Count the lines below that contain the word "Listings" and give only that number.

*** RECORDS ***

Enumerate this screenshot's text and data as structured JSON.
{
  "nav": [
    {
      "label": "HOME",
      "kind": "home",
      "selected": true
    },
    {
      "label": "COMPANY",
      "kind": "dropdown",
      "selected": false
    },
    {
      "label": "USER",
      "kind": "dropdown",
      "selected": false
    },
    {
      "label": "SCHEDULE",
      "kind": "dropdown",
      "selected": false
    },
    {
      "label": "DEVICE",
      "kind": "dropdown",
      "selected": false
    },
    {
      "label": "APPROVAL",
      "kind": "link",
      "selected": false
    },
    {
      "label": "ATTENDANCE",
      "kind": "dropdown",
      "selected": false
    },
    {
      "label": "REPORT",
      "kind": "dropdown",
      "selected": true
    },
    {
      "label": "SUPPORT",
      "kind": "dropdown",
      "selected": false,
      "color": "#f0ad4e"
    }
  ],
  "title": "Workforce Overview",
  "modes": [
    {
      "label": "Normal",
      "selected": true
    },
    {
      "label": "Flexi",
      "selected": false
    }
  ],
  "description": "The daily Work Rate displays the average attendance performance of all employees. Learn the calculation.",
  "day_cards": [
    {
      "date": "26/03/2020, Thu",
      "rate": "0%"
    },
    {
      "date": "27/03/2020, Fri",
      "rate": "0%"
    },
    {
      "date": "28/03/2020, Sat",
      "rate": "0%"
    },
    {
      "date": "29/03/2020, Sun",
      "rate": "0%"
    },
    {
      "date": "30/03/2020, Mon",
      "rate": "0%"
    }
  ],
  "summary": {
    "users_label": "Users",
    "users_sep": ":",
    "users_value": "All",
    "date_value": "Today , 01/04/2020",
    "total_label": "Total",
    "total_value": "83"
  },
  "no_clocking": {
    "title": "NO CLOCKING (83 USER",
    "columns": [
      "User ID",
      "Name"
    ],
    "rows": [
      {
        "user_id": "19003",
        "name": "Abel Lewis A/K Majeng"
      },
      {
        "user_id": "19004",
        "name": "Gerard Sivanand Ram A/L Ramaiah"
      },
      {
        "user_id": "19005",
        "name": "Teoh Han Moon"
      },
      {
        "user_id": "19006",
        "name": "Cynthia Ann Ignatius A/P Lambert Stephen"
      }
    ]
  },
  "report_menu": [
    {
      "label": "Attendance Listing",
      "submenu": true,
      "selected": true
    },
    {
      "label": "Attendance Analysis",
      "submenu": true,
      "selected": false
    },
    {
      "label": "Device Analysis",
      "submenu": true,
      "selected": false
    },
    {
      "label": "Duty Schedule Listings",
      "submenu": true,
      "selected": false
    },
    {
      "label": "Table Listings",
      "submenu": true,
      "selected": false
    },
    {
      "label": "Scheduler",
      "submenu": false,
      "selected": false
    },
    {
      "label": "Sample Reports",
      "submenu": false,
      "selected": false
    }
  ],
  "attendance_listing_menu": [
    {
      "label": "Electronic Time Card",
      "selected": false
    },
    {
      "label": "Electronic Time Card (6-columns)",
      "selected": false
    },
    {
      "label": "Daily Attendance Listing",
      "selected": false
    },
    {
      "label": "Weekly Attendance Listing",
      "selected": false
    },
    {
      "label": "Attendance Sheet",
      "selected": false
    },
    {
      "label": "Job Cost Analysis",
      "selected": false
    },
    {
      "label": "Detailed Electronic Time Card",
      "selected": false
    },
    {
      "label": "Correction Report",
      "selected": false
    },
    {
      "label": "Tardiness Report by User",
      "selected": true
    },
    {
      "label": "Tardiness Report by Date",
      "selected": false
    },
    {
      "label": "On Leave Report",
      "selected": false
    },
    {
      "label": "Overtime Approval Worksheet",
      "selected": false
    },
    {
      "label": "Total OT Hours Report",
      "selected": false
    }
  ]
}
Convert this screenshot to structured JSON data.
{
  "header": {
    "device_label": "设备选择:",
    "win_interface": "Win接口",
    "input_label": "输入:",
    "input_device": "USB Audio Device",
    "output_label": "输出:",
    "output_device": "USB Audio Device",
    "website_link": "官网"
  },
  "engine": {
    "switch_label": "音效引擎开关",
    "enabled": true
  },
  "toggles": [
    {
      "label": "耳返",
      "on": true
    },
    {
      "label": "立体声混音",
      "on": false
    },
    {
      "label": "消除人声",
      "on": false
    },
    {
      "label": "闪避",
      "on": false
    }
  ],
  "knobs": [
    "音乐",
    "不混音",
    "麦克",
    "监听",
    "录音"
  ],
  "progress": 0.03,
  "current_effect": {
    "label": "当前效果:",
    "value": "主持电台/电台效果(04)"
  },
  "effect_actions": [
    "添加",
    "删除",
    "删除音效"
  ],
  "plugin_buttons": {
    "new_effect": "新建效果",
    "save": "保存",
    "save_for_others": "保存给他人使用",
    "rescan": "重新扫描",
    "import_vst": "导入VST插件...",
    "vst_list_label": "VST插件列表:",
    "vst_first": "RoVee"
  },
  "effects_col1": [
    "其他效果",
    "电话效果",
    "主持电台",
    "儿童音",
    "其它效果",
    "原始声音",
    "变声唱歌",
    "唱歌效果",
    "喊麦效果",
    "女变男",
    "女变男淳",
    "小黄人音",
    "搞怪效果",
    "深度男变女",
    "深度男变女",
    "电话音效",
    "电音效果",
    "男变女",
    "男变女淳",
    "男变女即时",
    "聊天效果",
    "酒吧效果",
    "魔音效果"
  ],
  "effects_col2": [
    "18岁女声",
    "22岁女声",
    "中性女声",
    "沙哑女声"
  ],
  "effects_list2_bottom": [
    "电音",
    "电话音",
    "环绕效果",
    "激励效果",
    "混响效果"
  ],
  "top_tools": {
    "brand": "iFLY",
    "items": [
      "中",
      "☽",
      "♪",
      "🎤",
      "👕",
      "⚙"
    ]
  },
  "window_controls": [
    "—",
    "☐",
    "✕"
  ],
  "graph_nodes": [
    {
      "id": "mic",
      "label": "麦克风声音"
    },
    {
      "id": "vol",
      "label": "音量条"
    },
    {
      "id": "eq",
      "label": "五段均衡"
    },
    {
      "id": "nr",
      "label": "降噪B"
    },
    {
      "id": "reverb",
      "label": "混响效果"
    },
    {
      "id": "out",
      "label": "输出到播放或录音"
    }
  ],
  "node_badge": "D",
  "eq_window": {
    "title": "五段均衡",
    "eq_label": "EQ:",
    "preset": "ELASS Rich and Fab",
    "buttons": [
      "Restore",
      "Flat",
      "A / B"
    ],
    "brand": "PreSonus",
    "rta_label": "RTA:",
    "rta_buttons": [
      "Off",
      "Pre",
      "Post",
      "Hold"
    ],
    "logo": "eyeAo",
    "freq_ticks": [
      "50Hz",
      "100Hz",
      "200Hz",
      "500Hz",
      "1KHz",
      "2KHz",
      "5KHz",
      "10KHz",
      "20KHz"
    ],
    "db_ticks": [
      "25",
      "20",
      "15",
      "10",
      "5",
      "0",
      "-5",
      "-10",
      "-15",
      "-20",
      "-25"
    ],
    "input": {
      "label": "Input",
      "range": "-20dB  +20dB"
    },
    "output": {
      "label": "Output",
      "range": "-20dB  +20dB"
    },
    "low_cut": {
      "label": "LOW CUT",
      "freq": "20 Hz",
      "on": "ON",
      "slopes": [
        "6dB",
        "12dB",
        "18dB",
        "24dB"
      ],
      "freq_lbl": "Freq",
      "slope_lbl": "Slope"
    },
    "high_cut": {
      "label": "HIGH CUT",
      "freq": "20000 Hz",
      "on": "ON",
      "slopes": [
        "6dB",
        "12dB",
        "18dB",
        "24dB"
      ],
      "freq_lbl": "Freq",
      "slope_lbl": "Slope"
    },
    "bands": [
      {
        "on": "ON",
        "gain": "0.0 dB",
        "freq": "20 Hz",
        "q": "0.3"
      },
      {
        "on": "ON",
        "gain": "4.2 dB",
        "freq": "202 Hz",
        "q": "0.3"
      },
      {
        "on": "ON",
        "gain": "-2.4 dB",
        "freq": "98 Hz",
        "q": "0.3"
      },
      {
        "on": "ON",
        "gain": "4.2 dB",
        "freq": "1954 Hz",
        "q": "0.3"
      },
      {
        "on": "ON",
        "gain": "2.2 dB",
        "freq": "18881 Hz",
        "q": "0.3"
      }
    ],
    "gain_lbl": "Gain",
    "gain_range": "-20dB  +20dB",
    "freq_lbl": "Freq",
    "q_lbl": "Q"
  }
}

***

*WRITTEN SOLUTION*. 2